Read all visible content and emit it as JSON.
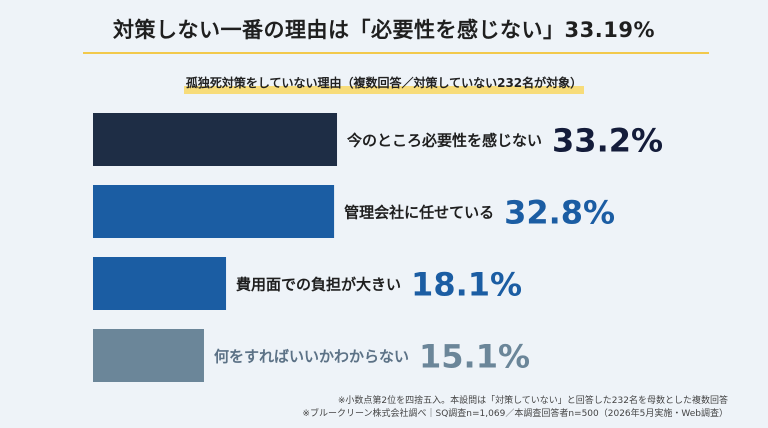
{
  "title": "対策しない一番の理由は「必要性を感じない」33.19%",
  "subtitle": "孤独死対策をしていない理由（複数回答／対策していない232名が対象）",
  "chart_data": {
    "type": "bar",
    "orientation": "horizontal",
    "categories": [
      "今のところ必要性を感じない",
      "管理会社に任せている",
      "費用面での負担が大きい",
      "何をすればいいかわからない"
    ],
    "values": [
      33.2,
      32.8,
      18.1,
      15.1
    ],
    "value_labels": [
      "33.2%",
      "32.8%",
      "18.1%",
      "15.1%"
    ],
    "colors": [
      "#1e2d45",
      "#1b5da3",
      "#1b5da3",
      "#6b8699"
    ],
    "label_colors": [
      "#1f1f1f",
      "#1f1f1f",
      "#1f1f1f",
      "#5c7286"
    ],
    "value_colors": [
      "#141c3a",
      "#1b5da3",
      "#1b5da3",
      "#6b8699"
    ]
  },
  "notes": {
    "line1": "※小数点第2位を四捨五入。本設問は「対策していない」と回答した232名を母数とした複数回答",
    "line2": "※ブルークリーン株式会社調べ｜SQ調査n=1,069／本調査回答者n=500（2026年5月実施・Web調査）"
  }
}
==
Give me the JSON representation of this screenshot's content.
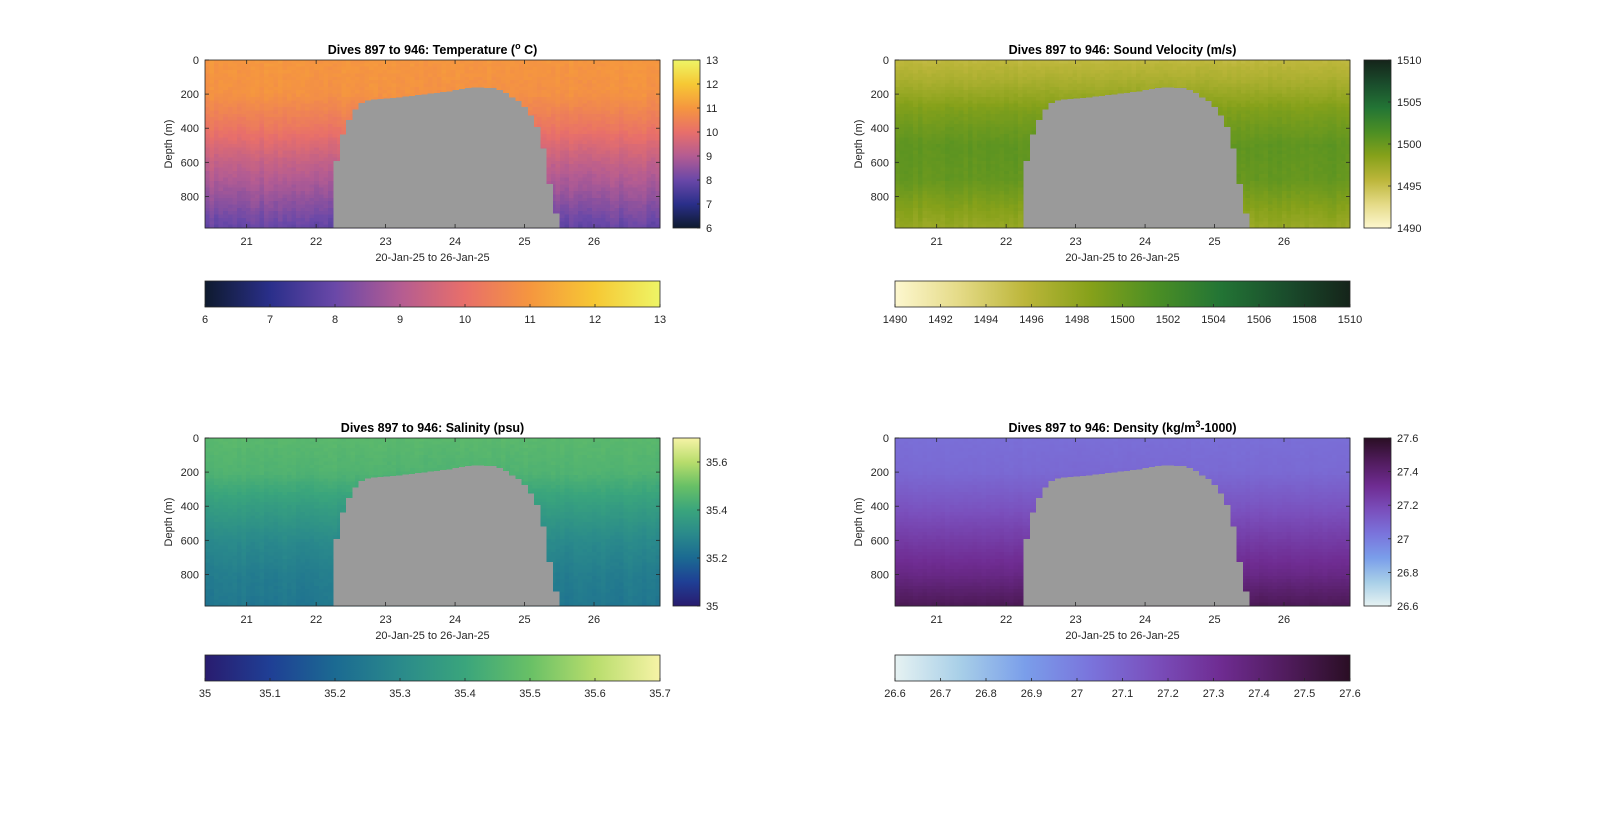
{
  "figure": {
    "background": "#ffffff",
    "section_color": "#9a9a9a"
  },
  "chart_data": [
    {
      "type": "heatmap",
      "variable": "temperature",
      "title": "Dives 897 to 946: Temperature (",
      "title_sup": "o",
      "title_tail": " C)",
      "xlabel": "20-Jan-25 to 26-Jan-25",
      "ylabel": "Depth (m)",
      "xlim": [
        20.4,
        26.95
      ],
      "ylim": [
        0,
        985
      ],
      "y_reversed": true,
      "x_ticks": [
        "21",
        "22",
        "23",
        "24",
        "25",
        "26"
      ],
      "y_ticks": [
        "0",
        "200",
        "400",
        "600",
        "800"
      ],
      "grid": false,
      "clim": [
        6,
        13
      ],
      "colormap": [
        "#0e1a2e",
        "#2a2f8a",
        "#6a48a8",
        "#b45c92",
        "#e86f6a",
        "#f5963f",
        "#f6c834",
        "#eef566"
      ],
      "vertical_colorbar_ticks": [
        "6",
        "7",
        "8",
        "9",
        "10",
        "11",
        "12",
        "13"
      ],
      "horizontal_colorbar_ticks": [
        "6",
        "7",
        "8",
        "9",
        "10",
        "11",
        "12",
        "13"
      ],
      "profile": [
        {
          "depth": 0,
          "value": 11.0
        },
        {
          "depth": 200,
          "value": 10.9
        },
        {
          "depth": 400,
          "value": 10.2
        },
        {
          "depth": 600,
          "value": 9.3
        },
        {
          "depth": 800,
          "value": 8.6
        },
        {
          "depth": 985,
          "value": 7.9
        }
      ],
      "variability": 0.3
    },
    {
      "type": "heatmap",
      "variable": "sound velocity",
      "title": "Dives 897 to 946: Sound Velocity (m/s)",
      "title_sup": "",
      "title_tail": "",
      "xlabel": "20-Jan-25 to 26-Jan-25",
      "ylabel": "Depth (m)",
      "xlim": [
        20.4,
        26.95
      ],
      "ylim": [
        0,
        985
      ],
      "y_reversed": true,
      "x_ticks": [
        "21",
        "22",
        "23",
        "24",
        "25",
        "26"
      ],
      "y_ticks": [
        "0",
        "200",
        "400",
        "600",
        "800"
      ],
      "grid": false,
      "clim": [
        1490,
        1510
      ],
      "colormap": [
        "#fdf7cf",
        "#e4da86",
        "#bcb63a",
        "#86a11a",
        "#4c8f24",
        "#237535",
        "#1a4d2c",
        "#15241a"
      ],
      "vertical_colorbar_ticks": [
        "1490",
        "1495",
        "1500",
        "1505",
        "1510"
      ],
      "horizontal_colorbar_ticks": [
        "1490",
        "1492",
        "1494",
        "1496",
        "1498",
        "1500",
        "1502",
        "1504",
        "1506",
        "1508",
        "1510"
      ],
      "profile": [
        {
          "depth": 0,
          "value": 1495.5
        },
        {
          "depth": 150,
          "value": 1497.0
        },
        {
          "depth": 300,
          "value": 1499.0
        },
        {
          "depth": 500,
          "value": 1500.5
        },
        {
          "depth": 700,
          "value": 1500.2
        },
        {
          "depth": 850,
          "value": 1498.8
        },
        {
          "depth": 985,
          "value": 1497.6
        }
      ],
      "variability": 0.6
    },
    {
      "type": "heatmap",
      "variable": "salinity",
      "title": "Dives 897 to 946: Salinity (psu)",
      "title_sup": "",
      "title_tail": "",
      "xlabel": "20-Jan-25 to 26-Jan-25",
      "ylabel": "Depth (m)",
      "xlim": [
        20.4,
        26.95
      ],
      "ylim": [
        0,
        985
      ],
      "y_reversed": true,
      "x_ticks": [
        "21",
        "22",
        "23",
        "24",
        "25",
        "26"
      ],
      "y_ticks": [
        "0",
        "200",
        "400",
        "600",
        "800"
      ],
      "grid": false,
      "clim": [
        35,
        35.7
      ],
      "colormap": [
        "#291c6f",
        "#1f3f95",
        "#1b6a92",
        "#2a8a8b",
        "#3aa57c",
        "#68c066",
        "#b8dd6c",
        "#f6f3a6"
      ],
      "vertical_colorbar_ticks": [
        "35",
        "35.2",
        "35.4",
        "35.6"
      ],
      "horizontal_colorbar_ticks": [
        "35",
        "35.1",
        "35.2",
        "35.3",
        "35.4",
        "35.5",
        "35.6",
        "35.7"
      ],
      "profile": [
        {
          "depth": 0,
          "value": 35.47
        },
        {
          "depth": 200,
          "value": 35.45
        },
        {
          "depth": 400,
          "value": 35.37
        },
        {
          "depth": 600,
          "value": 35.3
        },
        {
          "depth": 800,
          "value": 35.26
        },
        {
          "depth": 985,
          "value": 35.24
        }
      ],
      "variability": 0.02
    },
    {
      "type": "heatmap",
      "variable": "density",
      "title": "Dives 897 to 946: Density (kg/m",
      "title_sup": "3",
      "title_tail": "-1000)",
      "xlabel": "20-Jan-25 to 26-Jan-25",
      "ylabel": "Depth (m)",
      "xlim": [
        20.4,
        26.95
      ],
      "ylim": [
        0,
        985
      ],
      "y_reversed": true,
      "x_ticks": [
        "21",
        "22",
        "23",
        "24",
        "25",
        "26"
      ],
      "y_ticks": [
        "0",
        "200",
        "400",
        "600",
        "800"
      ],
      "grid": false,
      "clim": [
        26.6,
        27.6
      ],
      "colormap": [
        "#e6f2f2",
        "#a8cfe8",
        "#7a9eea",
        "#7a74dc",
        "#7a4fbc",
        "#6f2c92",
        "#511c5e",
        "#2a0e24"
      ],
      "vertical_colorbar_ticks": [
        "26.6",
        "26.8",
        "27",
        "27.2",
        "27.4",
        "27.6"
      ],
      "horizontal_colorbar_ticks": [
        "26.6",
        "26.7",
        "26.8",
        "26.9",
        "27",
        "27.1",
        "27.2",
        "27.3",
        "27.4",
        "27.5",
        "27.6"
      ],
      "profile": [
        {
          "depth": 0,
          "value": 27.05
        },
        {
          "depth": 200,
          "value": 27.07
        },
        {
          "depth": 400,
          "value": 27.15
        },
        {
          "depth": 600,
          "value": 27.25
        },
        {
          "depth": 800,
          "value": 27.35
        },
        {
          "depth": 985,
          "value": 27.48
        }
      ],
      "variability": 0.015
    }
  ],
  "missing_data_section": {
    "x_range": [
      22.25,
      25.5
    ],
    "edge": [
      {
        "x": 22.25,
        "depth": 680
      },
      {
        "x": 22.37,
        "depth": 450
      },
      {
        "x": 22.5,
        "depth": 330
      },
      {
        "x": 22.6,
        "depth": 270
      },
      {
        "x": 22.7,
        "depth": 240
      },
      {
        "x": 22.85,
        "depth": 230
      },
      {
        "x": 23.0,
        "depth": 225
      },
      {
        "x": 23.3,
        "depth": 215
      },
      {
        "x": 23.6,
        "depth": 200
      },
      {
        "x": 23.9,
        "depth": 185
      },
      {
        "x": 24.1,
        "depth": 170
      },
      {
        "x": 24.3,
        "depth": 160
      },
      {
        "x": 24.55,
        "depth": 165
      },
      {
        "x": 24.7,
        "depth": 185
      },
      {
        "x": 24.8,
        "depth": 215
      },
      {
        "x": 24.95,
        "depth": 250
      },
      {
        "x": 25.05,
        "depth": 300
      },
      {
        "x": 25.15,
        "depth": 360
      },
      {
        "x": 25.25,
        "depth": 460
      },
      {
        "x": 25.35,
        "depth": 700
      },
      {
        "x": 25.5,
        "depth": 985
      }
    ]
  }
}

• WHAT NEEDS TO BE DONE
Report how many lines of the listing above include the word "variability". Say nothing but the number.

• RESULT OF THE TASK
4